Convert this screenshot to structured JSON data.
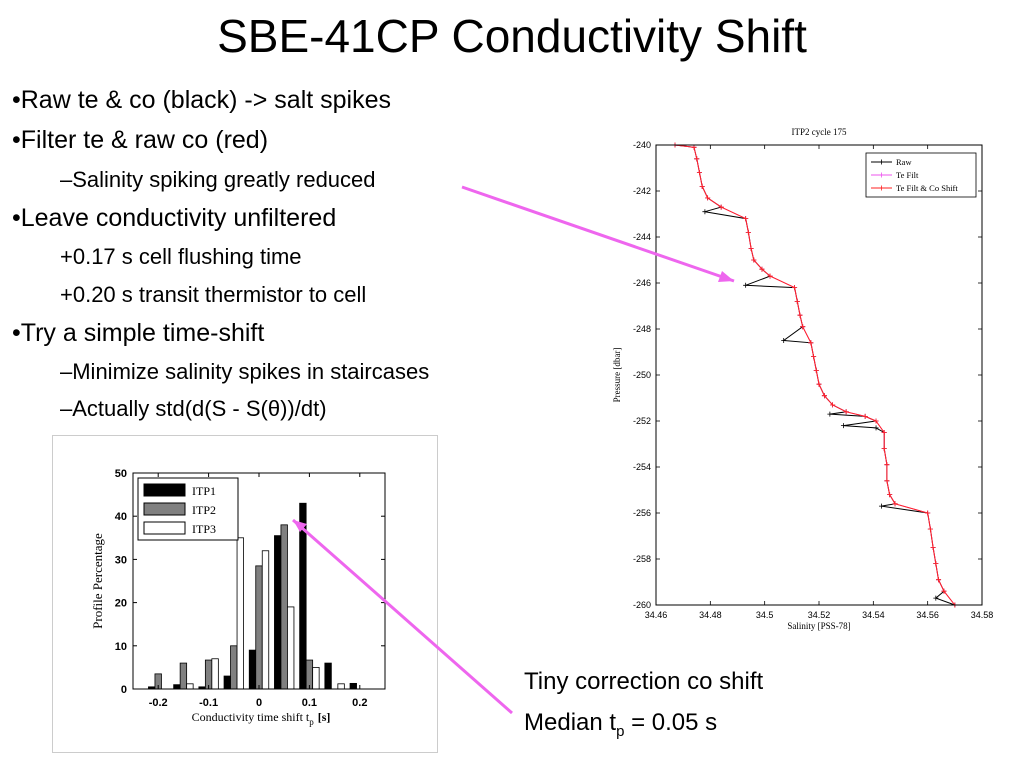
{
  "slide": {
    "title": "SBE-41CP Conductivity Shift",
    "bullets": [
      {
        "level": 1,
        "text": "•Raw te & co (black) -> salt spikes"
      },
      {
        "level": 1,
        "text": "•Filter te & raw co (red)"
      },
      {
        "level": 2,
        "text": "–Salinity spiking greatly reduced"
      },
      {
        "level": 1,
        "text": "•Leave conductivity unfiltered"
      },
      {
        "level": 2,
        "text": "+0.17 s cell flushing time"
      },
      {
        "level": 2,
        "text": "+0.20 s transit thermistor to cell"
      },
      {
        "level": 1,
        "text": "•Try a simple time-shift"
      },
      {
        "level": 2,
        "text": "–Minimize salinity spikes in staircases"
      },
      {
        "level": 2,
        "text": "–Actually std(d(S - S(θ))/dt)"
      }
    ],
    "caption_line1": "Tiny correction co shift",
    "caption_line2_prefix": "Median t",
    "caption_line2_sub": "p",
    "caption_line2_suffix": " = 0.05 s",
    "arrow_color": "#ee66ee"
  },
  "chart_data": [
    {
      "type": "bar",
      "title": "",
      "xlabel": "Conductivity time shift t",
      "xlabel_sub": "p",
      "xlabel_unit": "[s]",
      "ylabel": "Profile Percentage",
      "xlim": [
        -0.25,
        0.25
      ],
      "ylim": [
        0,
        50
      ],
      "xticks": [
        -0.2,
        -0.1,
        0,
        0.1,
        0.2
      ],
      "xtick_labels": [
        "-0.2",
        "-0.1",
        "0",
        "0.1",
        "0.2"
      ],
      "yticks": [
        0,
        10,
        20,
        30,
        40,
        50
      ],
      "x": [
        -0.2,
        -0.15,
        -0.1,
        -0.05,
        0,
        0.05,
        0.1,
        0.15,
        0.2
      ],
      "series": [
        {
          "name": "ITP1",
          "color": "#000000",
          "values": [
            0.5,
            1,
            0.5,
            3,
            9,
            35.5,
            43,
            6,
            1.3
          ]
        },
        {
          "name": "ITP2",
          "color": "#808080",
          "values": [
            3.5,
            6,
            6.7,
            10,
            28.5,
            38,
            6.7,
            0,
            0
          ]
        },
        {
          "name": "ITP3",
          "color": "#ffffff",
          "values": [
            0,
            1.2,
            7,
            35,
            32,
            19,
            5,
            1.2,
            0
          ]
        }
      ],
      "legend": "top-left"
    },
    {
      "type": "line",
      "title": "ITP2 cycle 175",
      "xlabel": "Salinity [PSS-78]",
      "ylabel": "Pressure [dbar]",
      "xlim": [
        34.46,
        34.58
      ],
      "ylim": [
        -260,
        -240
      ],
      "xticks": [
        34.46,
        34.48,
        34.5,
        34.52,
        34.54,
        34.56,
        34.58
      ],
      "xtick_labels": [
        "34.46",
        "34.48",
        "34.5",
        "34.52",
        "34.54",
        "34.56",
        "34.58"
      ],
      "yticks": [
        -240,
        -242,
        -244,
        -246,
        -248,
        -250,
        -252,
        -254,
        -256,
        -258,
        -260
      ],
      "legend": "top-right",
      "series": [
        {
          "name": "Raw",
          "color": "#000000",
          "points": [
            [
              34.467,
              -240
            ],
            [
              34.474,
              -240.1
            ],
            [
              34.475,
              -240.6
            ],
            [
              34.476,
              -241.2
            ],
            [
              34.477,
              -241.8
            ],
            [
              34.479,
              -242.3
            ],
            [
              34.484,
              -242.7
            ],
            [
              34.478,
              -242.9
            ],
            [
              34.493,
              -243.2
            ],
            [
              34.494,
              -243.8
            ],
            [
              34.495,
              -244.5
            ],
            [
              34.496,
              -245
            ],
            [
              34.499,
              -245.4
            ],
            [
              34.502,
              -245.7
            ],
            [
              34.493,
              -246.1
            ],
            [
              34.511,
              -246.2
            ],
            [
              34.512,
              -246.8
            ],
            [
              34.513,
              -247.4
            ],
            [
              34.514,
              -247.9
            ],
            [
              34.507,
              -248.5
            ],
            [
              34.517,
              -248.6
            ],
            [
              34.518,
              -249.2
            ],
            [
              34.519,
              -249.8
            ],
            [
              34.52,
              -250.4
            ],
            [
              34.522,
              -250.9
            ],
            [
              34.525,
              -251.3
            ],
            [
              34.53,
              -251.6
            ],
            [
              34.524,
              -251.7
            ],
            [
              34.537,
              -251.8
            ],
            [
              34.541,
              -252
            ],
            [
              34.529,
              -252.2
            ],
            [
              34.541,
              -252.3
            ],
            [
              34.544,
              -252.5
            ],
            [
              34.544,
              -253.2
            ],
            [
              34.545,
              -253.9
            ],
            [
              34.545,
              -254.6
            ],
            [
              34.546,
              -255.2
            ],
            [
              34.548,
              -255.6
            ],
            [
              34.543,
              -255.7
            ],
            [
              34.56,
              -256
            ],
            [
              34.561,
              -256.7
            ],
            [
              34.562,
              -257.5
            ],
            [
              34.563,
              -258.2
            ],
            [
              34.564,
              -258.9
            ],
            [
              34.566,
              -259.4
            ],
            [
              34.563,
              -259.7
            ],
            [
              34.57,
              -260
            ]
          ]
        },
        {
          "name": "Te Filt",
          "color": "#ee55ee",
          "points": [
            [
              34.467,
              -240
            ],
            [
              34.474,
              -240.1
            ],
            [
              34.475,
              -240.6
            ],
            [
              34.476,
              -241.2
            ],
            [
              34.477,
              -241.8
            ],
            [
              34.479,
              -242.3
            ],
            [
              34.484,
              -242.7
            ],
            [
              34.493,
              -243.2
            ],
            [
              34.494,
              -243.8
            ],
            [
              34.495,
              -244.5
            ],
            [
              34.496,
              -245
            ],
            [
              34.499,
              -245.4
            ],
            [
              34.502,
              -245.7
            ],
            [
              34.511,
              -246.2
            ],
            [
              34.512,
              -246.8
            ],
            [
              34.513,
              -247.4
            ],
            [
              34.514,
              -247.9
            ],
            [
              34.517,
              -248.6
            ],
            [
              34.518,
              -249.2
            ],
            [
              34.519,
              -249.8
            ],
            [
              34.52,
              -250.4
            ],
            [
              34.522,
              -250.9
            ],
            [
              34.525,
              -251.3
            ],
            [
              34.53,
              -251.6
            ],
            [
              34.537,
              -251.8
            ],
            [
              34.541,
              -252
            ],
            [
              34.544,
              -252.5
            ],
            [
              34.544,
              -253.2
            ],
            [
              34.545,
              -253.9
            ],
            [
              34.545,
              -254.6
            ],
            [
              34.546,
              -255.2
            ],
            [
              34.548,
              -255.6
            ],
            [
              34.56,
              -256
            ],
            [
              34.561,
              -256.7
            ],
            [
              34.562,
              -257.5
            ],
            [
              34.563,
              -258.2
            ],
            [
              34.564,
              -258.9
            ],
            [
              34.566,
              -259.4
            ],
            [
              34.57,
              -260
            ]
          ]
        },
        {
          "name": "Te Filt & Co Shift",
          "color": "#ff2222",
          "points": [
            [
              34.467,
              -240
            ],
            [
              34.474,
              -240.1
            ],
            [
              34.475,
              -240.6
            ],
            [
              34.476,
              -241.2
            ],
            [
              34.477,
              -241.8
            ],
            [
              34.479,
              -242.3
            ],
            [
              34.484,
              -242.7
            ],
            [
              34.493,
              -243.2
            ],
            [
              34.494,
              -243.8
            ],
            [
              34.495,
              -244.5
            ],
            [
              34.496,
              -245
            ],
            [
              34.499,
              -245.4
            ],
            [
              34.502,
              -245.7
            ],
            [
              34.511,
              -246.2
            ],
            [
              34.512,
              -246.8
            ],
            [
              34.513,
              -247.4
            ],
            [
              34.514,
              -247.9
            ],
            [
              34.517,
              -248.6
            ],
            [
              34.518,
              -249.2
            ],
            [
              34.519,
              -249.8
            ],
            [
              34.52,
              -250.4
            ],
            [
              34.522,
              -250.9
            ],
            [
              34.525,
              -251.3
            ],
            [
              34.53,
              -251.6
            ],
            [
              34.537,
              -251.8
            ],
            [
              34.541,
              -252
            ],
            [
              34.544,
              -252.5
            ],
            [
              34.544,
              -253.2
            ],
            [
              34.545,
              -253.9
            ],
            [
              34.545,
              -254.6
            ],
            [
              34.546,
              -255.2
            ],
            [
              34.548,
              -255.6
            ],
            [
              34.56,
              -256
            ],
            [
              34.561,
              -256.7
            ],
            [
              34.562,
              -257.5
            ],
            [
              34.563,
              -258.2
            ],
            [
              34.564,
              -258.9
            ],
            [
              34.566,
              -259.4
            ],
            [
              34.57,
              -260
            ]
          ]
        }
      ]
    }
  ]
}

++++++++++

• STATED TASK
Pull out every line of the records that includes the string "spikes".

• COMPLETE RESPONSE
        "text": "•Raw te & co (black) -> salt spikes"
        "text": "–Minimize salinity spikes in staircases"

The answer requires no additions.